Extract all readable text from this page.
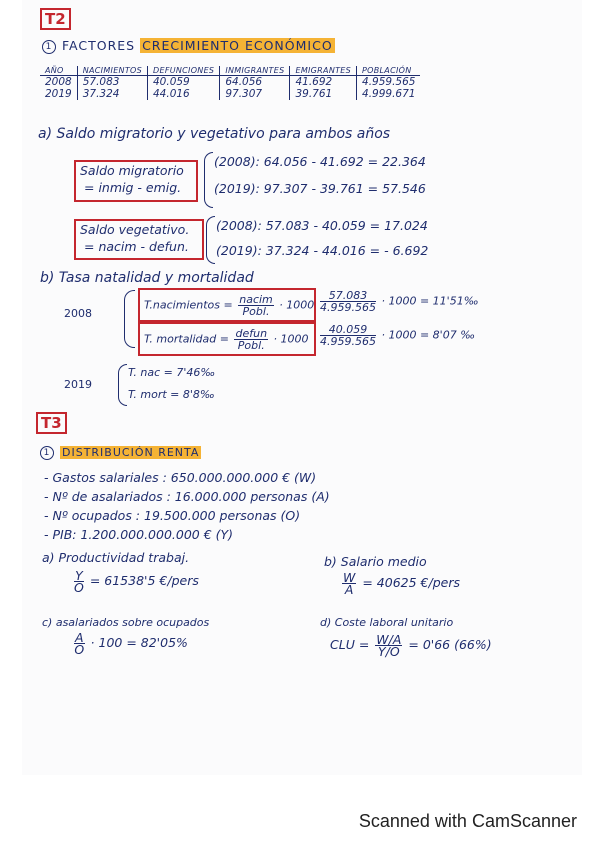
T2
1 FACTORES CRECIMIENTO ECONÓMICO
AÑO	NACIMIENTOS	DEFUNCIONES	INMIGRANTES	EMIGRANTES	POBLACIÓN
2008	57.083	40.059	64.056	41.692	4.959.565
2019	37.324	44.016	97.307	39.761	4.999.671
a) Saldo migratorio y vegetativo para ambos años
Saldo migratorio
= inmig - emig.
(2008): 64.056 - 41.692 = 22.364
(2019): 97.307 - 39.761 = 57.546
Saldo vegetativo.
= nacim - defun.
(2008): 57.083 - 40.059 = 17.024
(2019): 37.324 - 44.016 = - 6.692
b) Tasa natalidad y mortalidad
2008
T.nacimientos = $\frac{\text{nacim}}{\text{Pobl.}} \cdot 1000 \frac{57.083}{4.959.565} \cdot 1000$ = 11'51‰
T. mortalidad = $\frac{\text{defun}}{\text{Pobl.}} \cdot 1000 \frac{40.059}{4.959.565} \cdot 1000 = 8'07$ ‰
2019
T. nac = 7'46‰
T. mort = 8'8‰
T3
1 DISTRIBUCIÓN RENTA
- Gastos salariales : 650.000.000.000 € (W)
- Nº de asalariados : 16.000.000 personas (A)
- Nº ocupados : 19.500.000 personas (O)
- PIB: 1.200.000.000.000 € (Y)
a) Productividad trabaj.
$\frac{Y}{O} = 61538'5$ €/pers
b) Salario medio
$\frac{W}{A} = 40625$ €/pers
c) asalariados sobre ocupados
$\frac{A}{O} \cdot 100 = 82'05\%$
d) Coste laboral unitario
CLU = $\frac{W/A}{Y/O} = 0'66$ (66%)
Scanned with CamScanner
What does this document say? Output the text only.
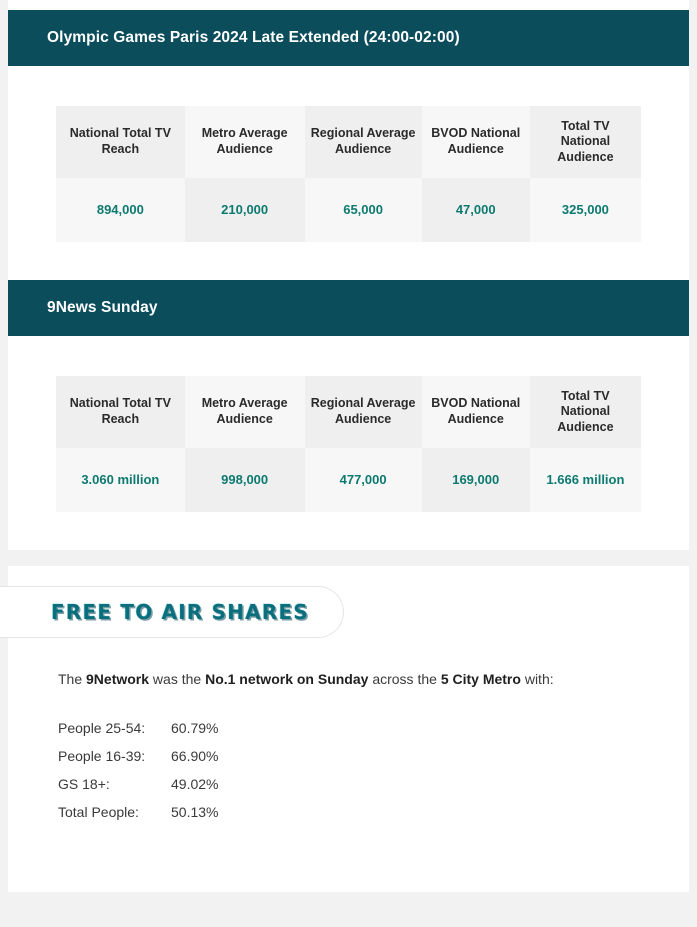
Olympic Games Paris 2024 Late Extended (24:00-02:00)
National Total TV Reach	Metro Average Audience	Regional Average Audience	BVOD National Audience	Total TV National Audience
894,000	210,000	65,000	47,000	325,000
9News Sunday
National Total TV Reach	Metro Average Audience	Regional Average Audience	BVOD National Audience	Total TV National Audience
3.060 million	998,000	477,000	169,000	1.666 million
FREE TO AIR SHARES

The 9Network was the No.1 network on Sunday across the 5 City Metro with:

People 25-54:	60.79%
People 16-39:	66.90%
GS 18+:	49.02%
Total People:	50.13%
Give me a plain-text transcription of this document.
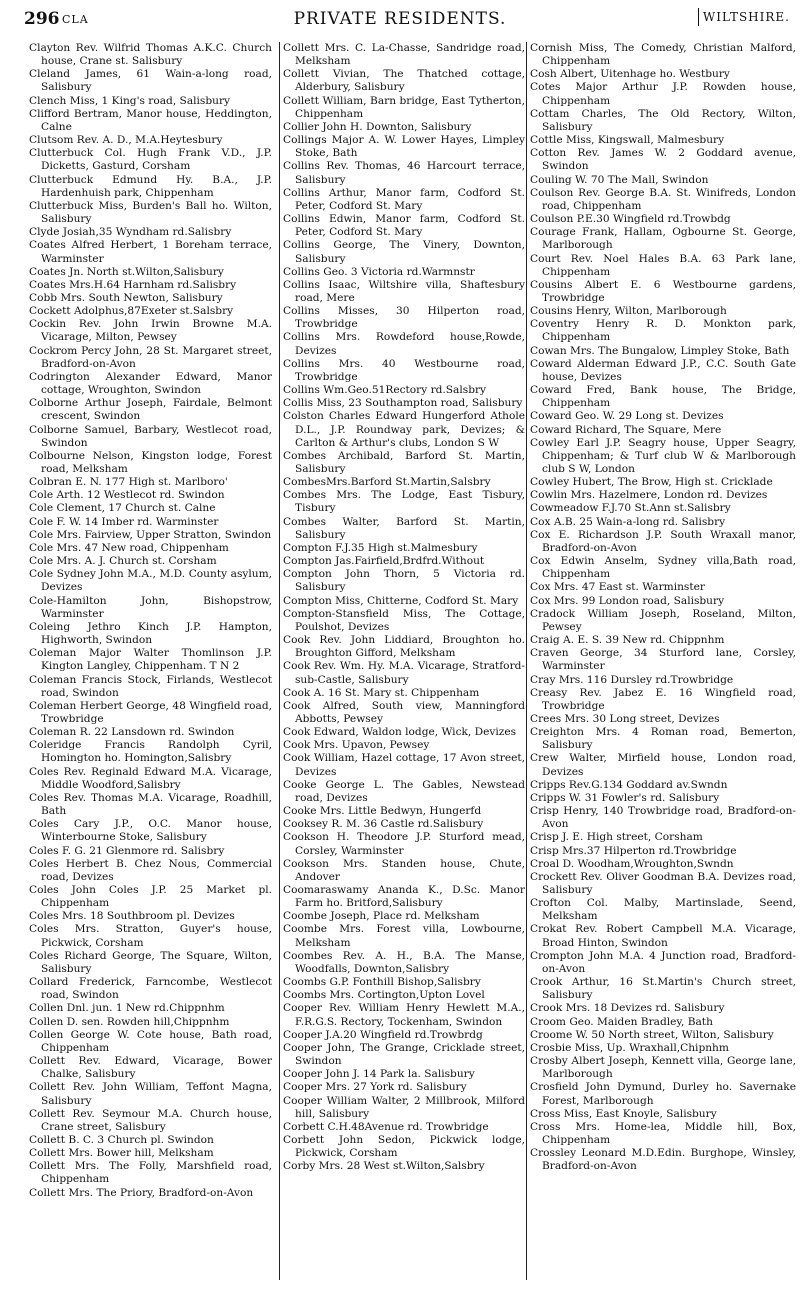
296 CLA	PRIVATE RESIDENTS.	WILTSHIRE.
Clayton Rev. Wilfrid Thomas A.K.C. Church house, Crane st. Salisbury
Cleland James, 61 Wain-a-long road, Salisbury
Clench Miss, 1 King's road, Salisbury
Clifford Bertram, Manor house, Heddington, Calne
Clutsom Rev. A. D., M.A.Heytesbury
Clutterbuck Col. Hugh Frank V.D., J.P. Dicketts, Gasturd, Corsham
Clutterbuck Edmund Hy. B.A., J.P. Hardenhuish park, Chippenham
Clutterbuck Miss, Burden's Ball ho. Wilton, Salisbury
Clyde Josiah,35 Wyndham rd.Salisbry
Coates Alfred Herbert, 1 Boreham terrace, Warminster
Coates Jn. North st.Wilton,Salisbury
Coates Mrs.H.64 Harnham rd.Salisbry
Cobb Mrs. South Newton, Salisbury
Cockett Adolphus,87Exeter st.Salsbry
Cockin Rev. John Irwin Browne M.A. Vicarage, Milton, Pewsey
Cockrom Percy John, 28 St. Margaret street, Bradford-on-Avon
Codrington Alexander Edward, Manor cottage, Wroughton, Swindon
Colborne Arthur Joseph, Fairdale, Belmont crescent, Swindon
Colborne Samuel, Barbary, Westlecot road, Swindon
Colbourne Nelson, Kingston lodge, Forest road, Melksham
Colbran E. N. 177 High st. Marlboro'
Cole Arth. 12 Westlecot rd. Swindon
Cole Clement, 17 Church st. Calne
Cole F. W. 14 Imber rd. Warminster
Cole Mrs. Fairview, Upper Stratton, Swindon
Cole Mrs. 47 New road, Chippenham
Cole Mrs. A. J. Church st. Corsham
Cole Sydney John M.A., M.D. County asylum, Devizes
Cole-Hamilton John, Bishopstrow, Warminster
Coleing Jethro Kinch J.P. Hampton, Highworth, Swindon
Coleman Major Walter Thomlinson J.P. Kington Langley, Chippenham. T N 2
Coleman Francis Stock, Firlands, Westlecot road, Swindon
Coleman Herbert George, 48 Wingfield road, Trowbridge
Coleman R. 22 Lansdown rd. Swindon
Coleridge Francis Randolph Cyril, Homington ho. Homington,Salisbry
Coles Rev. Reginald Edward M.A. Vicarage, Middle Woodford,Salisbry
Coles Rev. Thomas M.A. Vicarage, Roadhill, Bath
Coles Cary J.P., O.C. Manor house, Winterbourne Stoke, Salisbury
Coles F. G. 21 Glenmore rd. Salisbry
Coles Herbert B. Chez Nous, Commercial road, Devizes
Coles John Coles J.P. 25 Market pl. Chippenham
Coles Mrs. 18 Southbroom pl. Devizes
Coles Mrs. Stratton, Guyer's house, Pickwick, Corsham
Coles Richard George, The Square, Wilton, Salisbury
Collard Frederick, Farncombe, Westlecot road, Swindon
Collen Dnl. jun. 1 New rd.Chippnhm
Collen D. sen. Rowden hill,Chippnhm
Collen George W. Cote house, Bath road, Chippenham
Collett Rev. Edward, Vicarage, Bower Chalke, Salisbury
Collett Rev. John William, Teffont Magna, Salisbury
Collett Rev. Seymour M.A. Church house, Crane street, Salisbury
Collett B. C. 3 Church pl. Swindon
Collett Mrs. Bower hill, Melksham
Collett Mrs. The Folly, Marshfield road, Chippenham
Collett Mrs. The Priory, Bradford-on-Avon
Collett Mrs. C. La-Chasse, Sandridge road, Melksham
Collett Vivian, The Thatched cottage, Alderbury, Salisbury
Collett William, Barn bridge, East Tytherton, Chippenham
Collier John H. Downton, Salisbury
Collings Major A. W. Lower Hayes, Limpley Stoke, Bath
Collins Rev. Thomas, 46 Harcourt terrace, Salisbury
Collins Arthur, Manor farm, Codford St. Peter, Codford St. Mary
Collins Edwin, Manor farm, Codford St. Peter, Codford St. Mary
Collins George, The Vinery, Downton, Salisbury
Collins Geo. 3 Victoria rd.Warmnstr
Collins Isaac, Wiltshire villa, Shaftesbury road, Mere
Collins Misses, 30 Hilperton road, Trowbridge
Collins Mrs. Rowdeford house,Rowde, Devizes
Collins Mrs. 40 Westbourne road, Trowbridge
Collins Wm.Geo.51Rectory rd.Salsbry
Collis Miss, 23 Southampton road, Salisbury
Colston Charles Edward Hungerford Athole D.L., J.P. Roundway park, Devizes; & Carlton & Arthur's clubs, London S W
Combes Archibald, Barford St. Martin, Salisbury
CombesMrs.Barford St.Martin,Salsbry
Combes Mrs. The Lodge, East Tisbury, Tisbury
Combes Walter, Barford St. Martin, Salisbury
Compton F.J.35 High st.Malmesbury
Compton Jas.Fairfield,Brdfrd.Without
Compton John Thorn, 5 Victoria rd. Salisbury
Compton Miss, Chitterne, Codford St. Mary
Compton-Stansfield Miss, The Cottage, Poulshot, Devizes
Cook Rev. John Liddiard, Broughton ho. Broughton Gifford, Melksham
Cook Rev. Wm. Hy. M.A. Vicarage, Stratford-sub-Castle, Salisbury
Cook A. 16 St. Mary st. Chippenham
Cook Alfred, South view, Manningford Abbotts, Pewsey
Cook Edward, Waldon lodge, Wick, Devizes
Cook Mrs. Upavon, Pewsey
Cook William, Hazel cottage, 17 Avon street, Devizes
Cooke George L. The Gables, Newstead road, Devizes
Cooke Mrs. Little Bedwyn, Hungerfd
Cooksey R. M. 36 Castle rd.Salisbury
Cookson H. Theodore J.P. Sturford mead, Corsley, Warminster
Cookson Mrs. Standen house, Chute, Andover
Coomaraswamy Ananda K., D.Sc. Manor Farm ho. Britford,Salisbury
Coombe Joseph, Place rd. Melksham
Coombe Mrs. Forest villa, Lowbourne, Melksham
Coombes Rev. A. H., B.A. The Manse, Woodfalls, Downton,Salisbry
Coombs G.P. Fonthill Bishop,Salisbry
Coombs Mrs. Cortington,Upton Lovel
Cooper Rev. William Henry Hewlett M.A., F.R.G.S. Rectory, Tockenham, Swindon
Cooper J.A.20 Wingfield rd.Trowbrdg
Cooper John, The Grange, Cricklade street, Swindon
Cooper John J. 14 Park la. Salisbury
Cooper Mrs. 27 York rd. Salisbury
Cooper William Walter, 2 Millbrook, Milford hill, Salisbury
Corbett C.H.48Avenue rd. Trowbridge
Corbett John Sedon, Pickwick lodge, Pickwick, Corsham
Corby Mrs. 28 West st.Wilton,Salsbry
Cornish Miss, The Comedy, Christian Malford, Chippenham
Cosh Albert, Uitenhage ho. Westbury
Cotes Major Arthur J.P. Rowden house, Chippenham
Cottam Charles, The Old Rectory, Wilton, Salisbury
Cottle Miss, Kingswall, Malmesbury
Cotton Rev. James W. 2 Goddard avenue, Swindon
Couling W. 70 The Mall, Swindon
Coulson Rev. George B.A. St. Winifreds, London road, Chippenham
Coulson P.E.30 Wingfield rd.Trowbdg
Courage Frank, Hallam, Ogbourne St. George, Marlborough
Court Rev. Noel Hales B.A. 63 Park lane, Chippenham
Cousins Albert E. 6 Westbourne gardens, Trowbridge
Cousins Henry, Wilton, Marlborough
Coventry Henry R. D. Monkton park, Chippenham
Cowan Mrs. The Bungalow, Limpley Stoke, Bath
Coward Alderman Edward J.P., C.C. South Gate house, Devizes
Coward Fred, Bank house, The Bridge, Chippenham
Coward Geo. W. 29 Long st. Devizes
Coward Richard, The Square, Mere
Cowley Earl J.P. Seagry house, Upper Seagry, Chippenham; & Turf club W & Marlborough club S W, London
Cowley Hubert, The Brow, High st. Cricklade
Cowlin Mrs. Hazelmere, London rd. Devizes
Cowmeadow F.J.70 St.Ann st.Salisbry
Cox A.B. 25 Wain-a-long rd. Salisbry
Cox E. Richardson J.P. South Wraxall manor, Bradford-on-Avon
Cox Edwin Anselm, Sydney villa,Bath road, Chippenham
Cox Mrs. 47 East st. Warminster
Cox Mrs. 99 London road, Salisbury
Cradock William Joseph, Roseland, Milton, Pewsey
Craig A. E. S. 39 New rd. Chippnhm
Craven George, 34 Sturford lane, Corsley, Warminster
Cray Mrs. 116 Dursley rd.Trowbridge
Creasy Rev. Jabez E. 16 Wingfield road, Trowbridge
Crees Mrs. 30 Long street, Devizes
Creighton Mrs. 4 Roman road, Bemerton, Salisbury
Crew Walter, Mirfield house, London road, Devizes
Cripps Rev.G.134 Goddard av.Swndn
Cripps W. 31 Fowler's rd. Salisbury
Crisp Henry, 140 Trowbridge road, Bradford-on-Avon
Crisp J. E. High street, Corsham
Crisp Mrs.37 Hilperton rd.Trowbridge
Croal D. Woodham,Wroughton,Swndn
Crockett Rev. Oliver Goodman B.A. Devizes road, Salisbury
Crofton Col. Malby, Martinslade, Seend, Melksham
Crokat Rev. Robert Campbell M.A. Vicarage, Broad Hinton, Swindon
Crompton John M.A. 4 Junction road, Bradford-on-Avon
Crook Arthur, 16 St.Martin's Church street, Salisbury
Crook Mrs. 18 Devizes rd. Salisbury
Croom Geo. Maiden Bradley, Bath
Croome W. 50 North street, Wilton, Salisbury
Crosbie Miss, Up. Wraxhall,Chipnhm
Crosby Albert Joseph, Kennett villa, George lane, Marlborough
Crosfield John Dymund, Durley ho. Savernake Forest, Marlborough
Cross Miss, East Knoyle, Salisbury
Cross Mrs. Home-lea, Middle hill, Box, Chippenham
Crossley Leonard M.D.Edin. Burghope, Winsley, Bradford-on-Avon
◆ ◆ ◆ ◆ ◆ ◆ ◆
**YOUR GOAL:** Filter the records above and return every line that holds the word "Trowbridge".

**WRITTEN ANSWER:**
Coleman Herbert George, 48 Wingfield road, Trowbridge
Collins Misses, 30 Hilperton road, Trowbridge
Collins Mrs. 40 Westbourne road, Trowbridge
Corbett C.H.48Avenue rd. Trowbridge
Cousins Albert E. 6 Westbourne gardens, Trowbridge
Cray Mrs. 116 Dursley rd.Trowbridge
Creasy Rev. Jabez E. 16 Wingfield road, Trowbridge
Crisp Henry, 140 Trowbridge road, Bradford-on-Avon
Crisp Mrs.37 Hilperton rd.Trowbridge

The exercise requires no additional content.